• [TEXT PROVIDED]
════════

During the first cycle of medication, the patient is instructed to begin taking levonorgestrel and ethinyl estradiol tablets during the first 24 hours of her period (day one of her menstrual cycle). One light yellow tablet should be taken daily for 21 consecutive days, followed by one brown inert tablet daily for 7 consecutive days. Withdrawal bleeding should usually occur within 3 days following discontinuation of light yellow tablets and may not have finished before the next pack is started. If medication is begun on day one of the menstrual cycle, no back-up contraception is necessary. If levonorgestrel and ethinyl estradiol tablets are started later than day one of the first menstrual cycle or postpartum, contraceptive reliance should not be placed on levonorgestrel and ethinyl estradiol tablets until after the first 7 consecutive days of administration, and a nonhormonal back-up method of birth control should be used during those 7 days.

After the first cycle of use

The patient begins her next and all subsequent courses of tablets on the day after taking her last brown tablet. She should follow the same dosing schedule: 21 days on light yellow tablets followed by 7 days on brown tablets. If in any cycle the patient starts tablets later than the proper day, she should protect herself against pregnancy by using a nonhormonal back-up method of birth control until she has taken a light yellow tablet daily for 7 consecutive days.

Switching from another hormonal method of contraception

When the patient is switching from a 21-day regimen of tablets, she should wait 7 days after her last tablet before she starts levonorgestrel and ethinyl estradiol tablets. She will probably experience withdrawal bleeding during that week. She should be sure that no more than 7 days pass after her previous 21-day regimen. When the patient is switching from a 28-day regimen of tablets, she should start her first pack of levonorgestrel and ethinyl estradiol tablets on the day after her last tablet. She should not wait any days between packs. The patient may switch any day from a progestin-only pill and should begin levonorgestrel and ethinyl estradiol tablets the next day. If switching from an implant or injection, the patient should start levonorgestrel and ethinyl estradiol tablets on the day of implant removal or, if using an injection, the day the next injection would be due. In switching from a progestin-only pill, injection, or implant, the patient should be advised to use a nonhormonal back-up method of birth control for the first 7 days of tablet-taking.

If spotting or breakthrough bleeding occurs

If spotting or breakthrough bleeding occur, the patient is instructed to continue on the same regimen. This type of bleeding is usually transient and without significance; however, if the bleeding is persistent or prolonged, the patient is advised to consult her physician.

════════

• [INFORMATION]
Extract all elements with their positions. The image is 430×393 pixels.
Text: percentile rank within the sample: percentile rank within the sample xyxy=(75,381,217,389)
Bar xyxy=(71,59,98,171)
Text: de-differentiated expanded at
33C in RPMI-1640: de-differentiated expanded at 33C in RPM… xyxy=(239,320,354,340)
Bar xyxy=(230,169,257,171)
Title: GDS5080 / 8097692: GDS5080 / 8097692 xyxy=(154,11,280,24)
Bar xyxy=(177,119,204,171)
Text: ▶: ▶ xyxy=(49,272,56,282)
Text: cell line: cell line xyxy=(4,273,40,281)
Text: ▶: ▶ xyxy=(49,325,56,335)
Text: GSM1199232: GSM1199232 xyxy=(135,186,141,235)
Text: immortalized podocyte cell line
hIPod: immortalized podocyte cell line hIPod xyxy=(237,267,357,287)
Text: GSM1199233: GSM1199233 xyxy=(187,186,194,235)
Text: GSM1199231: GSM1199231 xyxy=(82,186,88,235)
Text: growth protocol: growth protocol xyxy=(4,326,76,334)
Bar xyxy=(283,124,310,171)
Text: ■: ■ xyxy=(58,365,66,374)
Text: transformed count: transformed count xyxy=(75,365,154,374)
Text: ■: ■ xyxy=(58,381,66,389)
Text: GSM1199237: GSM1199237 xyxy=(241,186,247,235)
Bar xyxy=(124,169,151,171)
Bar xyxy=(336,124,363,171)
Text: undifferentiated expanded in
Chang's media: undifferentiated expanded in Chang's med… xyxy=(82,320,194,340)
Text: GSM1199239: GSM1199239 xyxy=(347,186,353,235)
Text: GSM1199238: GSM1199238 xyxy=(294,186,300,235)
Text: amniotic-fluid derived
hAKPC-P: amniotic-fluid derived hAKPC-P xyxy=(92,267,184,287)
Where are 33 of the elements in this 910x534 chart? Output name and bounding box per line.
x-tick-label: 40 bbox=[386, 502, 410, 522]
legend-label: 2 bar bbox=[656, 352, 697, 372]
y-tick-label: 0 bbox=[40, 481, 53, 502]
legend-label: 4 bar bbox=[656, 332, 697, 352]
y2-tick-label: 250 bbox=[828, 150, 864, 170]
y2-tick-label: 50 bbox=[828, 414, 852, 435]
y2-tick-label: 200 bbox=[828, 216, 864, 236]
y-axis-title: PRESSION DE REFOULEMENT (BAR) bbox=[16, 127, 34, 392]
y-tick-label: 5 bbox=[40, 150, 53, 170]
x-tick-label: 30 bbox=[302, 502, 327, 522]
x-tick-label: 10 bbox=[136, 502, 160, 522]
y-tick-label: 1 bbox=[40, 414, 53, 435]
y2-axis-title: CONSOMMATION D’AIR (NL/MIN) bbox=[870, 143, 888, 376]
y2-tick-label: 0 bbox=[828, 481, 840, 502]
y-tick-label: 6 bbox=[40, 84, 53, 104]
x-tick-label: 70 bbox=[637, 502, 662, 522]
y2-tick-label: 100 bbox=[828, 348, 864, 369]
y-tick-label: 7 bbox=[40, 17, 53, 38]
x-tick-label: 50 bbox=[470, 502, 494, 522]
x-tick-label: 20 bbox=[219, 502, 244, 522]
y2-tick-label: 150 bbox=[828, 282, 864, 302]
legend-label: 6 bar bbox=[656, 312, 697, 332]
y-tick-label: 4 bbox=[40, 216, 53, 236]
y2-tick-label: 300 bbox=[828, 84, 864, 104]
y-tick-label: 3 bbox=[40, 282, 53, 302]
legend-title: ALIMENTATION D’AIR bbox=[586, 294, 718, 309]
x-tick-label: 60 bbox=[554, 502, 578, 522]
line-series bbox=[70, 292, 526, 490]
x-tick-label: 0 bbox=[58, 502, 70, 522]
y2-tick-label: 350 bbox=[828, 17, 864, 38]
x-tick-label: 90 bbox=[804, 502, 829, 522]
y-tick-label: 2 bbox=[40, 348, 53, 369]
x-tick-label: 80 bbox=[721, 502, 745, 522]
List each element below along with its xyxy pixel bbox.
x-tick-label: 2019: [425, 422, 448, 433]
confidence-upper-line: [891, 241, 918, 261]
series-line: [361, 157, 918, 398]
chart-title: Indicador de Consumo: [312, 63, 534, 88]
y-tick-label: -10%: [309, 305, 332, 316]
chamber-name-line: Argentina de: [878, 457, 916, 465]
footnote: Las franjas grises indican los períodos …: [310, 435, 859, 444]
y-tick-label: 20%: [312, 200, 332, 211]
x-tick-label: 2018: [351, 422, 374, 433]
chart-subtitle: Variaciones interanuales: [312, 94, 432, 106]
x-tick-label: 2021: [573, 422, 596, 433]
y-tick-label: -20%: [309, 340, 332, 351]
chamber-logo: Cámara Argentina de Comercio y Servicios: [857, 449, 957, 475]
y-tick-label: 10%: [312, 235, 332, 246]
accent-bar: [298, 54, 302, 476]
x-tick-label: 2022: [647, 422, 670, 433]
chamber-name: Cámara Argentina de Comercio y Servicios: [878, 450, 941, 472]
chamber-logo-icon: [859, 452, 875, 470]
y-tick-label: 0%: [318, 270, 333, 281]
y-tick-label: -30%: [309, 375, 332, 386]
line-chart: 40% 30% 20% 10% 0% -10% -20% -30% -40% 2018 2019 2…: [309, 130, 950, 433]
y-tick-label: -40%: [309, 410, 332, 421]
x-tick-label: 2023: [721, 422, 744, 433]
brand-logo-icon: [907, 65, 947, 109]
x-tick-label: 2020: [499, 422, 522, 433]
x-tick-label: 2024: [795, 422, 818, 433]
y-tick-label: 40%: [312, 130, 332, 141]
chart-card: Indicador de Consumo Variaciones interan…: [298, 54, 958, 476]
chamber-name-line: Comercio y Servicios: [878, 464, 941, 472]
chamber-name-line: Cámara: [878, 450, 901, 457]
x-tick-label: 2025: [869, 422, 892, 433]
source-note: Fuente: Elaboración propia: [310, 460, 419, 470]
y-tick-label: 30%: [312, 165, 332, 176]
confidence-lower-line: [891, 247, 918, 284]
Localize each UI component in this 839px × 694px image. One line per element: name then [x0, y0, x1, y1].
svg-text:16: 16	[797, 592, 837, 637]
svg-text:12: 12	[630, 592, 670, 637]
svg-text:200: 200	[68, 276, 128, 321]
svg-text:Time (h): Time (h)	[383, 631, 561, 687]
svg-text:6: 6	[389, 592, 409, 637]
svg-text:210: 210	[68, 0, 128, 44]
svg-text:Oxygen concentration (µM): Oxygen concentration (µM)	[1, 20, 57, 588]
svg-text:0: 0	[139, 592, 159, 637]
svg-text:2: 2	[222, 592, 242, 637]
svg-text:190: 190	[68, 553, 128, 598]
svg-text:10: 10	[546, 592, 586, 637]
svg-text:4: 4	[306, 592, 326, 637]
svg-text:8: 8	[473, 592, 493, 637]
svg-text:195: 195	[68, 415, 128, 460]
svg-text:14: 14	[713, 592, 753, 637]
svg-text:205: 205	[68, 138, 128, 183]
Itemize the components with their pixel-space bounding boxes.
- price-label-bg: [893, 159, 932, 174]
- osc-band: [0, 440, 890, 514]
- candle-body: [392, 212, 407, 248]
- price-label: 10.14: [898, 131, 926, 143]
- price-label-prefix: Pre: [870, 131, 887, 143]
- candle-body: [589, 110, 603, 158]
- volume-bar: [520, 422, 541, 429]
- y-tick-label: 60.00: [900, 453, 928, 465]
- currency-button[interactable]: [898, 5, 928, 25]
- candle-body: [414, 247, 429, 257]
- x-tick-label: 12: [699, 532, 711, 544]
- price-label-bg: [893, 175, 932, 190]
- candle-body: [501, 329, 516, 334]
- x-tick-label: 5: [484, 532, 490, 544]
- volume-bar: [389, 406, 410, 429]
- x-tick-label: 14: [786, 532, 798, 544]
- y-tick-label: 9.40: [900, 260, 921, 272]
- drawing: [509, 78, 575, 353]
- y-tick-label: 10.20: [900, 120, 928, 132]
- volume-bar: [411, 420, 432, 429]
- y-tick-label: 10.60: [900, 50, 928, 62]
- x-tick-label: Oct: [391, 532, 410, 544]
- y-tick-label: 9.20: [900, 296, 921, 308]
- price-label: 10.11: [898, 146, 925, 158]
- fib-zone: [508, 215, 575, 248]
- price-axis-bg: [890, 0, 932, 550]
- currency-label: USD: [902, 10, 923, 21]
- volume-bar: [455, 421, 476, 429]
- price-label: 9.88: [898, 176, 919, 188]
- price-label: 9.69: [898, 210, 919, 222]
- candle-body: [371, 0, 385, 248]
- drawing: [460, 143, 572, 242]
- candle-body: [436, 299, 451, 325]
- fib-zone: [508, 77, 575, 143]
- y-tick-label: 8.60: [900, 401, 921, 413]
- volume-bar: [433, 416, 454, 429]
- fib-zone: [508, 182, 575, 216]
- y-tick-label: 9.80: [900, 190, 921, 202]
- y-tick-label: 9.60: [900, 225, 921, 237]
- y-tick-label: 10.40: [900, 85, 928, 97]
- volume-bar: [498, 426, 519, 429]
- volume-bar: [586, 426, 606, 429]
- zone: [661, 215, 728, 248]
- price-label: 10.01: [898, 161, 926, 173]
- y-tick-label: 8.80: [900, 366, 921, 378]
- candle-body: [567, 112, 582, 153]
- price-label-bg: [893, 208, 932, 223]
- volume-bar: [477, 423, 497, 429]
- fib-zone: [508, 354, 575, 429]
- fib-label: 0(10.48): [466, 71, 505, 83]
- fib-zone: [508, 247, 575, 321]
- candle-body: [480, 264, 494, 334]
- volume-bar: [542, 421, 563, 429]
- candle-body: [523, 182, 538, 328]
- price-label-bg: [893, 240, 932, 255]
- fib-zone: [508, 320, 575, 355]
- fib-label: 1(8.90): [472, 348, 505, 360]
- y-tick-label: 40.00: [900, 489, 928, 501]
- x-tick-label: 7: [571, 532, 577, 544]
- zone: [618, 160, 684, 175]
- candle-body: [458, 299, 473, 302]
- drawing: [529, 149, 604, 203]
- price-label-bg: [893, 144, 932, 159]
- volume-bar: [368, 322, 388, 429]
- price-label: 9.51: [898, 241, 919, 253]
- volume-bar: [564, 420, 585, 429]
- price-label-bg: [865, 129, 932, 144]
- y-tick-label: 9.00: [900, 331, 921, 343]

════════

• [REQUIRED ACTION]
Answer these questions from the text on levonorgestrel and ethinyl estradiol tablets:
1. How many days in a row is the patient to take one brown tablet daily?
2. On what day does a patient switching from a 28-day regimen start her first pack?
3. What is the patient told to do if spotting or breakthrough bleeding occurs?

• [OUTPUT OF THE EXERCISE]
1. 7 consecutive days.
2. The day after her last tablet.
3. Continue on the same regimen, and consult her physician if the bleeding is persistent or prolonged.